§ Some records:

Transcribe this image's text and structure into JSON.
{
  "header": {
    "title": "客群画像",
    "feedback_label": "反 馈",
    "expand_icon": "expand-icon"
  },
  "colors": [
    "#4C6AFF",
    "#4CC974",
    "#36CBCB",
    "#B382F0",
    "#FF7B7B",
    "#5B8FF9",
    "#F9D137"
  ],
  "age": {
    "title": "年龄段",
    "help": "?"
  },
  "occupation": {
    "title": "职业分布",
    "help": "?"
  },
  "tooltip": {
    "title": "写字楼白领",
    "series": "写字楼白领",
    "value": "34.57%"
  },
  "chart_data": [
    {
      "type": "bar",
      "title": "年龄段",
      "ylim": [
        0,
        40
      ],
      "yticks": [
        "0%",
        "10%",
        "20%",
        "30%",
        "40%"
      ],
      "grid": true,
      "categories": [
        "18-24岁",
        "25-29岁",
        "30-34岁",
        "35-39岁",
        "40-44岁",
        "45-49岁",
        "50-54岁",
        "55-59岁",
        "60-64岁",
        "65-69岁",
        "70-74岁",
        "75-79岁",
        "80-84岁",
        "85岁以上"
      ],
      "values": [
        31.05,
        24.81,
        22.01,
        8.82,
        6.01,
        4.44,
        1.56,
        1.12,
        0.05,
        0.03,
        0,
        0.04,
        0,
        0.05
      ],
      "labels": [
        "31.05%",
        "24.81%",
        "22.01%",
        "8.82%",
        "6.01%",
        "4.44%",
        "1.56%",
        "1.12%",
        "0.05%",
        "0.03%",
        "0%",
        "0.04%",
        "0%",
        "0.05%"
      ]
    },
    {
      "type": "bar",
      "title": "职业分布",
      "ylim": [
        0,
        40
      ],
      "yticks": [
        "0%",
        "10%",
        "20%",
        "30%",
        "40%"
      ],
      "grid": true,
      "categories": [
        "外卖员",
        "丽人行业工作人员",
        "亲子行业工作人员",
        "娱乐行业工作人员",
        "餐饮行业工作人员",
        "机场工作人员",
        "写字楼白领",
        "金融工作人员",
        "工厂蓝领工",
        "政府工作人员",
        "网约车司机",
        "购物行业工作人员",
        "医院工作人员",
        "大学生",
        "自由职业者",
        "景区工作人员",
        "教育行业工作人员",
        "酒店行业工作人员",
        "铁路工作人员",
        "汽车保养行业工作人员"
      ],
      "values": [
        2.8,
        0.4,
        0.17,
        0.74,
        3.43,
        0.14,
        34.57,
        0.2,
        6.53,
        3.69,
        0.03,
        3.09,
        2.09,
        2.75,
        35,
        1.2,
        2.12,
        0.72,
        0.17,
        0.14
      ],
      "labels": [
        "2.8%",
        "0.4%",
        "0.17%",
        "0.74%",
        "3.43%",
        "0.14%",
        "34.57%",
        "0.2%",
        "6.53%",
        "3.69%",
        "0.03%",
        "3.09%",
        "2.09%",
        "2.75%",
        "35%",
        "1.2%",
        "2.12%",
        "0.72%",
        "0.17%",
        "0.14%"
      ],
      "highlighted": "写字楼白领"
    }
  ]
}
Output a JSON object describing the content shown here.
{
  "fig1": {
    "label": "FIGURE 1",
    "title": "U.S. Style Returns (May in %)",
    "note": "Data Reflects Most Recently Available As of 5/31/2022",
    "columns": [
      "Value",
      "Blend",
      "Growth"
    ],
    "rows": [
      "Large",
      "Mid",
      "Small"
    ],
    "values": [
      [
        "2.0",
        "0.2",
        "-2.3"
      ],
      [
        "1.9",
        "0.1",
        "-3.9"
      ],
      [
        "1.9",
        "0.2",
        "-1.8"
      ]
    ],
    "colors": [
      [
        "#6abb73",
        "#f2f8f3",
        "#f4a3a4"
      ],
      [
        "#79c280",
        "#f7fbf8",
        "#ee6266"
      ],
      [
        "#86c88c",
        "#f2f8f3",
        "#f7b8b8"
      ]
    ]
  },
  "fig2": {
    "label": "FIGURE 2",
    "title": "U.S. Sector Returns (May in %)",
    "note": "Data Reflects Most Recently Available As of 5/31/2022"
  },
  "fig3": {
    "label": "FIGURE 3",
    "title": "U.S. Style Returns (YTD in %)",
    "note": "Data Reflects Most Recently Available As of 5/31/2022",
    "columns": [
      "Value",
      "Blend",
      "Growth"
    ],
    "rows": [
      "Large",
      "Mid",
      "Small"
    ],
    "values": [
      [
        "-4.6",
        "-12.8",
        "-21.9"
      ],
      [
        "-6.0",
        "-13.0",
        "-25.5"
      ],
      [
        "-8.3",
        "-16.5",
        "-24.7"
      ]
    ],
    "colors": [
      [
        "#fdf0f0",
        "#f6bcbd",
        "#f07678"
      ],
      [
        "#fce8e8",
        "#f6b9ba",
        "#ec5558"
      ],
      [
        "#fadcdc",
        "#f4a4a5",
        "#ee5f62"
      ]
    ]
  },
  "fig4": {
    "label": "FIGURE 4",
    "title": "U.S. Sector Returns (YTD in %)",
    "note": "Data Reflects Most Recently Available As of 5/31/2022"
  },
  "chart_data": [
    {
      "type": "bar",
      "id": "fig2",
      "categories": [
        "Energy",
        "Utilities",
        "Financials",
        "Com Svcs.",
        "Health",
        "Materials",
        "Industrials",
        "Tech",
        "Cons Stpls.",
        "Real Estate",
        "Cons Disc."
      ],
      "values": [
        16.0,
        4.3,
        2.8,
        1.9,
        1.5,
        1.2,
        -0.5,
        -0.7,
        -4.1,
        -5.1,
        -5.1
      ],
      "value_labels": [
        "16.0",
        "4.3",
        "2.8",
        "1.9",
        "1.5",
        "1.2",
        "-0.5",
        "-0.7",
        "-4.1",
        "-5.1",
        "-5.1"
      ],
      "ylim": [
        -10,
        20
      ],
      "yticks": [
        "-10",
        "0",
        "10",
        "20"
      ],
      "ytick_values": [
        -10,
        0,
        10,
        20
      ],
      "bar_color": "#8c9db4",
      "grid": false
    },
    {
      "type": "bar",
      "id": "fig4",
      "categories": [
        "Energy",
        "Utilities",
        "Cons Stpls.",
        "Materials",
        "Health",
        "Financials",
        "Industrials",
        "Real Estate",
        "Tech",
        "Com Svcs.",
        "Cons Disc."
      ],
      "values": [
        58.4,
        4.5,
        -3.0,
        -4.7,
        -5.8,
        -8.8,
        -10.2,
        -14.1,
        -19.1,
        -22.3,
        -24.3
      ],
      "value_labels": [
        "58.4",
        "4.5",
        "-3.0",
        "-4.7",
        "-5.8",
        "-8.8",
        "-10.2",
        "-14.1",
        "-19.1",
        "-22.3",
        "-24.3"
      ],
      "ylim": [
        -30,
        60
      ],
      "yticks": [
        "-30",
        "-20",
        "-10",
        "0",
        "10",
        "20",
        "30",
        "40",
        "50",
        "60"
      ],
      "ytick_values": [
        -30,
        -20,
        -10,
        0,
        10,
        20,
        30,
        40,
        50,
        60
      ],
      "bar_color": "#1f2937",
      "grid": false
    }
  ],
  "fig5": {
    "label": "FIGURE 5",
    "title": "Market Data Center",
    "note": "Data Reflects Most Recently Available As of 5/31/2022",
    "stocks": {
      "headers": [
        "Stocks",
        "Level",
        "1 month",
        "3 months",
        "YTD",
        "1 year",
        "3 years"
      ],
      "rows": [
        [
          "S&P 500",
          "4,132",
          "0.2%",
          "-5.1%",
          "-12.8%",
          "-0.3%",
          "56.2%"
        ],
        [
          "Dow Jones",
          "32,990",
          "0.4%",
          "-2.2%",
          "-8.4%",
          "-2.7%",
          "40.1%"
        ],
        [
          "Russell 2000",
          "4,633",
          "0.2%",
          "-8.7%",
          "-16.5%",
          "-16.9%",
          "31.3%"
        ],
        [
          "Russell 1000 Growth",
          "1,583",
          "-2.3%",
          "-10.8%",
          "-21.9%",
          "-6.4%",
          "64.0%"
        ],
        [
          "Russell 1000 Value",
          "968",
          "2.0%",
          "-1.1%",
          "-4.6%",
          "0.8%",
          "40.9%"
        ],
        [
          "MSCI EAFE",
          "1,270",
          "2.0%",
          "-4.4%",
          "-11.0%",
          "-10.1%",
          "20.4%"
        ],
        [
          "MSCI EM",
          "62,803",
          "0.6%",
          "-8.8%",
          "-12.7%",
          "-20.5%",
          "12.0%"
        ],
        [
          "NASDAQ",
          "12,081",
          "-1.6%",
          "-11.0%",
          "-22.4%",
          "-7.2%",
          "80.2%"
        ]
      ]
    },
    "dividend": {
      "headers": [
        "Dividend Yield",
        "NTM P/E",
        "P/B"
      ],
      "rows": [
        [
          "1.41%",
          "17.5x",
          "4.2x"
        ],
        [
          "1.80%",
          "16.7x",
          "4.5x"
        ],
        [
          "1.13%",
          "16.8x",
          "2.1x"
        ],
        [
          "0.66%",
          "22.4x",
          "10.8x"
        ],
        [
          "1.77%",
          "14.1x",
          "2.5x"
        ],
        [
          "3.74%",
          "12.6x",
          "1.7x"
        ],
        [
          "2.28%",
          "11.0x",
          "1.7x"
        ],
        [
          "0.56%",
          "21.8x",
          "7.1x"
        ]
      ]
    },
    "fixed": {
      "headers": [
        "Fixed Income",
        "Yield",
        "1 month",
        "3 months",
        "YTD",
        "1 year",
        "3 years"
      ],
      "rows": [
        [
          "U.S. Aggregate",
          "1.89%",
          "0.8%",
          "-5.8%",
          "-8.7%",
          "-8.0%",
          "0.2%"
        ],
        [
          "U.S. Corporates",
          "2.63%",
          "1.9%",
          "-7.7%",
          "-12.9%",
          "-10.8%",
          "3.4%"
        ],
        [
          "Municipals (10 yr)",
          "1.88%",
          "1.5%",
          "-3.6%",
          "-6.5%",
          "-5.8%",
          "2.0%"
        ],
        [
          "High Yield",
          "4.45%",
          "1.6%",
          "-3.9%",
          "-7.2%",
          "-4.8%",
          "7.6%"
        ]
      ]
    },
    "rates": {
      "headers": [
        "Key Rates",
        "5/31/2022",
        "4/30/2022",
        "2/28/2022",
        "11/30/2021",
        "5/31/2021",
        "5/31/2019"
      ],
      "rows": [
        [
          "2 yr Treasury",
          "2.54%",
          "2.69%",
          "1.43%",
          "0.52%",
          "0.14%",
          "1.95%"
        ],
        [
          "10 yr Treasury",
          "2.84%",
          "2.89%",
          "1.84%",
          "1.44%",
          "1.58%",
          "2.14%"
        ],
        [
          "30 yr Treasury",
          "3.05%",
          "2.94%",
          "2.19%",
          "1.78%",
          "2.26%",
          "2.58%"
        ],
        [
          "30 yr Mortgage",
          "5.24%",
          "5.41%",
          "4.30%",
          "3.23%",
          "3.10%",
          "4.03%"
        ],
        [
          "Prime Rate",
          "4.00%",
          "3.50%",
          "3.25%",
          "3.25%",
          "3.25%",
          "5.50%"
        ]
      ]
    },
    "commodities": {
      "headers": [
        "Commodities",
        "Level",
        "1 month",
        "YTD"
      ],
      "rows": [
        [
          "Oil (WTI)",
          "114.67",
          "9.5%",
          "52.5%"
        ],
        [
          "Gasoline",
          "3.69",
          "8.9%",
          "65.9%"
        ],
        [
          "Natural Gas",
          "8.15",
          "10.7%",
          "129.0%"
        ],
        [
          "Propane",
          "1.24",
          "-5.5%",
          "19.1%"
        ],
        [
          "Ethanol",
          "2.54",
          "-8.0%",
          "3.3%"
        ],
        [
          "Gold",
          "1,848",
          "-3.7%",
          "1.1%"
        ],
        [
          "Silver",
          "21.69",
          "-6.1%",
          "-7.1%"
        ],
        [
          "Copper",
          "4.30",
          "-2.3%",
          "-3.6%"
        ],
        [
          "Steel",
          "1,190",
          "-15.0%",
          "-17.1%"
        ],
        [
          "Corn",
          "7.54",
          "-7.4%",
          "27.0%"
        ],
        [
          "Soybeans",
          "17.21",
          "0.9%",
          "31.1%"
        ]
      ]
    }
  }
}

§ WHAT THE EXERCISE ASKS: Select all lines in the listing above where the word "title" appears, and show them.

§ EXERCISE RESPONSE:
    "title": "客群画像",
    "title": "年龄段",
    "title": "职业分布",
    "title": "写字楼白领",
      "title": "年龄段",
      "title": "职业分布",
    "title": "U.S. Style Returns (May in %)",
    "title": "U.S. Sector Returns (May in %)",
    "title": "U.S. Style Returns (YTD in %)",
    "title": "U.S. Sector Returns (YTD in %)",
    "title": "Market Data Center",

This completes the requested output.